* **Task details**:
Count the lines below that contain the word "boundary", and report only that number.

* **Record extracts**:
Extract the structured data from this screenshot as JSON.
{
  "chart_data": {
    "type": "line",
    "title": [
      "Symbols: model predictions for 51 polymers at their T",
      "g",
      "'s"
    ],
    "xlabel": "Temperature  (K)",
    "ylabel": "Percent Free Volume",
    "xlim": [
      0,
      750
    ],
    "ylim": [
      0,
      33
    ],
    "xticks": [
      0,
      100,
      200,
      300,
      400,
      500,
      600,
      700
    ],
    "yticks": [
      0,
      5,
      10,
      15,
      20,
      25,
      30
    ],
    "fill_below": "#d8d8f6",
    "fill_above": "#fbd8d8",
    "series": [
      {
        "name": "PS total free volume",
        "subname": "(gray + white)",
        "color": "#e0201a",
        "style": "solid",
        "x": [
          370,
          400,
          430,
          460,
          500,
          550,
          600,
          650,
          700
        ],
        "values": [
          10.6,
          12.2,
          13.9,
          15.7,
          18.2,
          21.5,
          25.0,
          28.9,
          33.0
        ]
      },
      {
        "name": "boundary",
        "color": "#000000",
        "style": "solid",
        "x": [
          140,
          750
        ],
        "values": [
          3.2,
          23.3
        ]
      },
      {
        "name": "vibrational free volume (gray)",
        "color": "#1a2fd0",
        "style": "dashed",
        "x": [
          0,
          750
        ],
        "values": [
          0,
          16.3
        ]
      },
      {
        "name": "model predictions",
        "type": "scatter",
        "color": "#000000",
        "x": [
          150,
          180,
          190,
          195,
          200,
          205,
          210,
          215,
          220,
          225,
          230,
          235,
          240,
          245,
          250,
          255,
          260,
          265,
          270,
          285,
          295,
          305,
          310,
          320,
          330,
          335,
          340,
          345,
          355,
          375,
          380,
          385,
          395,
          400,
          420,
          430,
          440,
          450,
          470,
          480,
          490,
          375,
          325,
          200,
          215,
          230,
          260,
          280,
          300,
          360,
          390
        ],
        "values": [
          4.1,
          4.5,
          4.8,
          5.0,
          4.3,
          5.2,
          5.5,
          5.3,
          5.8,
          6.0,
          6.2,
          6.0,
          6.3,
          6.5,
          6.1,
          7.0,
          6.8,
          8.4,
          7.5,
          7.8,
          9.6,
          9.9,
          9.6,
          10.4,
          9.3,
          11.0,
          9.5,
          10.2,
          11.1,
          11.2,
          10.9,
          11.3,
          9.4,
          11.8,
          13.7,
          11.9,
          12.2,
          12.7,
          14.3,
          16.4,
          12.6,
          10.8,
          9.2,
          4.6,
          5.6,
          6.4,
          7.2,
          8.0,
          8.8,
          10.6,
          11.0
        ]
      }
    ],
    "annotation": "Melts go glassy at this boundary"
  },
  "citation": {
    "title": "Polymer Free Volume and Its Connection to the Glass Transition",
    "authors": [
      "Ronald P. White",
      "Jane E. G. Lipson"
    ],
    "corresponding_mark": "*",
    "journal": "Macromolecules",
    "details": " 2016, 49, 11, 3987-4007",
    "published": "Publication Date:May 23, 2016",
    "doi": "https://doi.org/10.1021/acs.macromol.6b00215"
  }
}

* **Response to the task**:
2